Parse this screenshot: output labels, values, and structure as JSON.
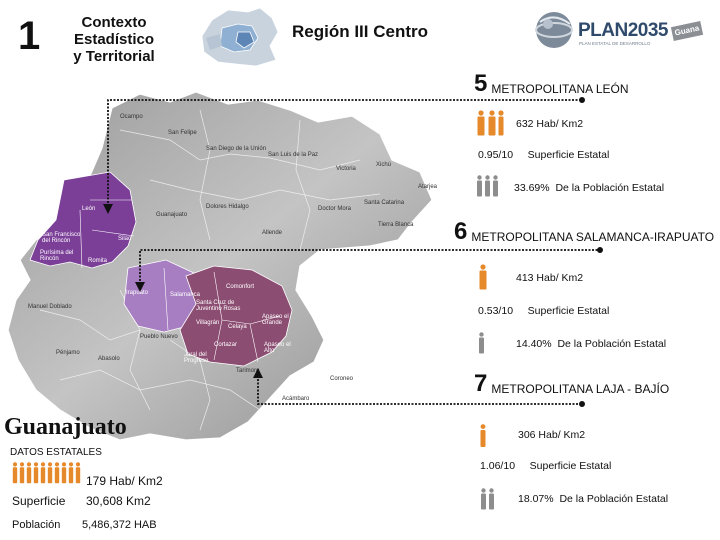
{
  "header": {
    "number": "1",
    "title_line1": "Contexto Estadístico",
    "title_line2": "y Territorial",
    "region": "Región III Centro",
    "logo_text": "PLAN2035",
    "logo_subtext": "PLAN ESTATAL DE DESARROLLO",
    "logo_badge": "Guana"
  },
  "metros": [
    {
      "number": "5",
      "name": "METROPOLITANA LEÓN",
      "density": "632 Hab/ Km2",
      "surface": "0.95/10",
      "surface_label": "Superficie Estatal",
      "population": "33.69%",
      "population_label": "De la Población Estatal",
      "color": "#7b3f98"
    },
    {
      "number": "6",
      "name": "METROPOLITANA SALAMANCA-IRAPUATO",
      "density": "413 Hab/ Km2",
      "surface": "0.53/10",
      "surface_label": "Superficie Estatal",
      "population": "14.40%",
      "population_label": "De la Población Estatal",
      "color": "#a77ec2"
    },
    {
      "number": "7",
      "name": "METROPOLITANA LAJA - BAJÍO",
      "density": "306 Hab/ Km2",
      "surface": "1.06/10",
      "surface_label": "Superficie Estatal",
      "population": "18.07%",
      "population_label": "De la Población Estatal",
      "color": "#8c4d72"
    }
  ],
  "state": {
    "name": "Guanajuato",
    "data_label": "DATOS ESTATALES",
    "density": "179 Hab/ Km2",
    "surface_label": "Superficie",
    "surface_value": "30,608 Km2",
    "population_label": "Población",
    "population_value": "5,486,372 HAB"
  },
  "map_labels": {
    "leon": "León",
    "san_francisco": "San Francisco del Rincón",
    "purisima": "Purísima del Rincón",
    "silao": "Silao",
    "romita": "Romita",
    "irapuato": "Irapuato",
    "salamanca": "Salamanca",
    "celaya": "Celaya",
    "villagran": "Villagrán",
    "cortazar": "Cortazar",
    "santa_cruz": "Santa Cruz de Juventino Rosas",
    "apaseo_grande": "Apaseo el Grande",
    "apaseo_alto": "Apaseo el Alto",
    "comonfort": "Comonfort",
    "tarimoro": "Tarimoro",
    "pueblo_nuevo": "Pueblo Nuevo",
    "jaral": "Jaral del Progreso",
    "ocampo": "Ocampo",
    "san_felipe": "San Felipe",
    "san_diego": "San Diego de la Unión",
    "san_luis": "San Luis de la Paz",
    "dolores": "Dolores Hidalgo",
    "guanajuato": "Guanajuato",
    "allende": "Allende",
    "manuel_doblado": "Manuel Doblado",
    "penjamo": "Pénjamo",
    "abasolo": "Abasolo",
    "acambaro": "Acámbaro",
    "victoria": "Victoria",
    "xichu": "Xichú",
    "atarjea": "Atarjea",
    "doctor_mora": "Doctor Mora",
    "santa_catarina": "Santa Catarina",
    "tierra_blanca": "Tierra Blanca",
    "coroneo": "Coroneo"
  }
}
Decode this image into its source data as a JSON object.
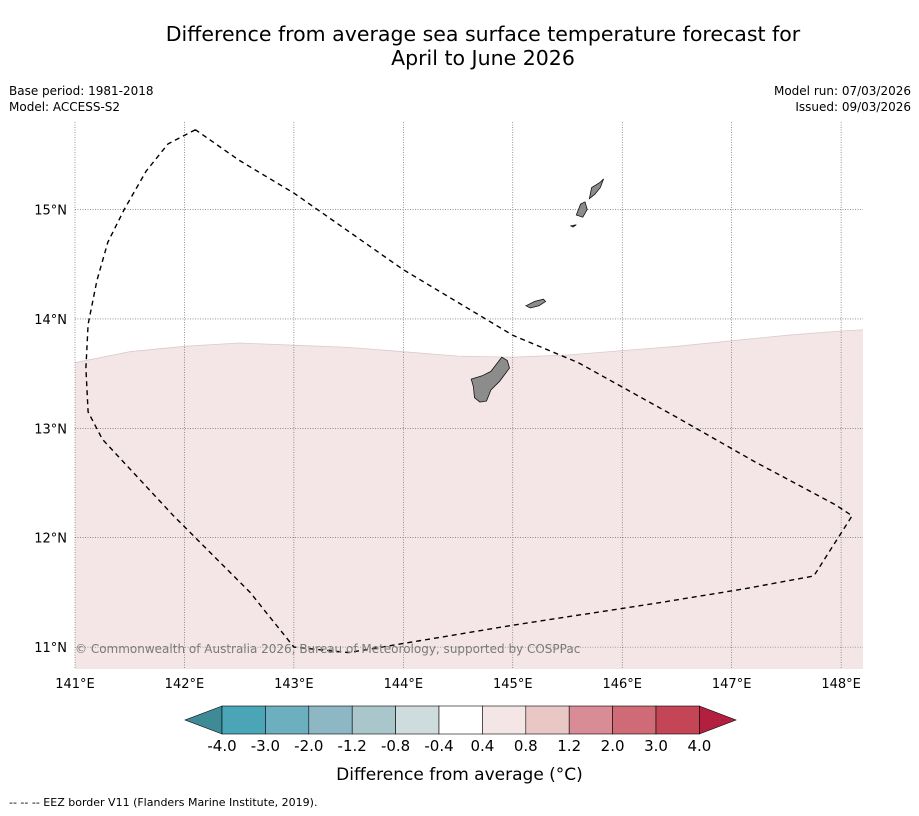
{
  "title": {
    "line1": "Difference from average sea surface temperature forecast for",
    "line2": "April to June 2026"
  },
  "info_left": {
    "base_period": "Base period: 1981-2018",
    "model": "Model: ACCESS-S2"
  },
  "info_right": {
    "model_run": "Model run: 07/03/2026",
    "issued": "Issued: 09/03/2026"
  },
  "map": {
    "lon_range": [
      141,
      148.2
    ],
    "lat_range": [
      10.8,
      15.8
    ],
    "lon_ticks": [
      141,
      142,
      143,
      144,
      145,
      146,
      147,
      148
    ],
    "lon_labels": [
      "141°E",
      "142°E",
      "143°E",
      "144°E",
      "145°E",
      "146°E",
      "147°E",
      "148°E"
    ],
    "lat_ticks": [
      11,
      12,
      13,
      14,
      15
    ],
    "lat_labels": [
      "11°N",
      "12°N",
      "13°N",
      "14°N",
      "15°N"
    ],
    "background_color": "#ffffff",
    "anomaly_color": "#f4e6e6",
    "anomaly_boundary": [
      [
        141,
        13.6
      ],
      [
        141.5,
        13.7
      ],
      [
        142,
        13.75
      ],
      [
        142.5,
        13.78
      ],
      [
        143,
        13.76
      ],
      [
        143.5,
        13.74
      ],
      [
        144,
        13.7
      ],
      [
        144.5,
        13.66
      ],
      [
        145,
        13.65
      ],
      [
        145.5,
        13.67
      ],
      [
        146,
        13.71
      ],
      [
        146.5,
        13.75
      ],
      [
        147,
        13.8
      ],
      [
        147.5,
        13.85
      ],
      [
        148,
        13.89
      ],
      [
        148.2,
        13.9
      ]
    ],
    "copyright": "© Commonwealth of Australia 2026, Bureau of Meteorology, supported by COSPPac",
    "land_color": "#8c8c8c"
  },
  "eez_border": [
    [
      142.1,
      15.73
    ],
    [
      141.85,
      15.6
    ],
    [
      141.65,
      15.35
    ],
    [
      141.45,
      15.0
    ],
    [
      141.3,
      14.7
    ],
    [
      141.2,
      14.35
    ],
    [
      141.12,
      13.95
    ],
    [
      141.1,
      13.55
    ],
    [
      141.12,
      13.15
    ],
    [
      141.25,
      12.9
    ],
    [
      141.9,
      12.2
    ],
    [
      142.6,
      11.5
    ],
    [
      143.0,
      11.0
    ],
    [
      143.5,
      10.95
    ],
    [
      145.0,
      11.2
    ],
    [
      146.3,
      11.4
    ],
    [
      147.1,
      11.53
    ],
    [
      147.75,
      11.65
    ],
    [
      148.1,
      12.2
    ],
    [
      147.95,
      12.3
    ],
    [
      147.2,
      12.7
    ],
    [
      146.5,
      13.1
    ],
    [
      145.6,
      13.6
    ],
    [
      145.0,
      13.85
    ],
    [
      144.5,
      14.15
    ],
    [
      144.0,
      14.45
    ],
    [
      143.5,
      14.8
    ],
    [
      143.0,
      15.15
    ],
    [
      142.5,
      15.45
    ],
    [
      142.1,
      15.73
    ]
  ],
  "islands": [
    {
      "name": "Guam",
      "coords": [
        [
          144.62,
          13.45
        ],
        [
          144.72,
          13.48
        ],
        [
          144.8,
          13.52
        ],
        [
          144.86,
          13.6
        ],
        [
          144.9,
          13.65
        ],
        [
          144.95,
          13.62
        ],
        [
          144.97,
          13.55
        ],
        [
          144.88,
          13.43
        ],
        [
          144.8,
          13.35
        ],
        [
          144.76,
          13.25
        ],
        [
          144.7,
          13.24
        ],
        [
          144.65,
          13.28
        ],
        [
          144.64,
          13.38
        ],
        [
          144.62,
          13.45
        ]
      ]
    },
    {
      "name": "Rota",
      "coords": [
        [
          145.12,
          14.12
        ],
        [
          145.2,
          14.16
        ],
        [
          145.28,
          14.18
        ],
        [
          145.3,
          14.16
        ],
        [
          145.24,
          14.12
        ],
        [
          145.16,
          14.1
        ],
        [
          145.12,
          14.12
        ]
      ]
    },
    {
      "name": "Tinian",
      "coords": [
        [
          145.58,
          14.95
        ],
        [
          145.62,
          15.05
        ],
        [
          145.66,
          15.07
        ],
        [
          145.68,
          15.0
        ],
        [
          145.64,
          14.93
        ],
        [
          145.58,
          14.95
        ]
      ]
    },
    {
      "name": "Saipan",
      "coords": [
        [
          145.7,
          15.1
        ],
        [
          145.72,
          15.2
        ],
        [
          145.8,
          15.25
        ],
        [
          145.83,
          15.28
        ],
        [
          145.8,
          15.2
        ],
        [
          145.75,
          15.14
        ],
        [
          145.7,
          15.1
        ]
      ]
    },
    {
      "name": "Aguijan",
      "coords": [
        [
          145.53,
          14.85
        ],
        [
          145.58,
          14.86
        ],
        [
          145.55,
          14.84
        ],
        [
          145.53,
          14.85
        ]
      ]
    }
  ],
  "colorbar": {
    "labels": [
      "-4.0",
      "-3.0",
      "-2.0",
      "-1.2",
      "-0.8",
      "-0.4",
      "0.4",
      "0.8",
      "1.2",
      "2.0",
      "3.0",
      "4.0"
    ],
    "colors": [
      "#3e8a97",
      "#4aa6b6",
      "#6cb0bf",
      "#8db7c3",
      "#a9c7cb",
      "#cfdcdd",
      "#ffffff",
      "#f4e6e6",
      "#e8c7c4",
      "#d98b96",
      "#cf6b77",
      "#c44656",
      "#b21f3f"
    ],
    "label": "Difference from average (°C)"
  },
  "footnote": "--  --  -- EEZ border V11 (Flanders Marine Institute, 2019)."
}
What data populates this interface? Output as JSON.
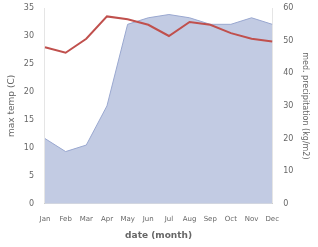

» EXERCISE PROMPT:
Above are records; say how many of their lines contain the word "name", giving only the number.

» REPLY TO THE TASK:
9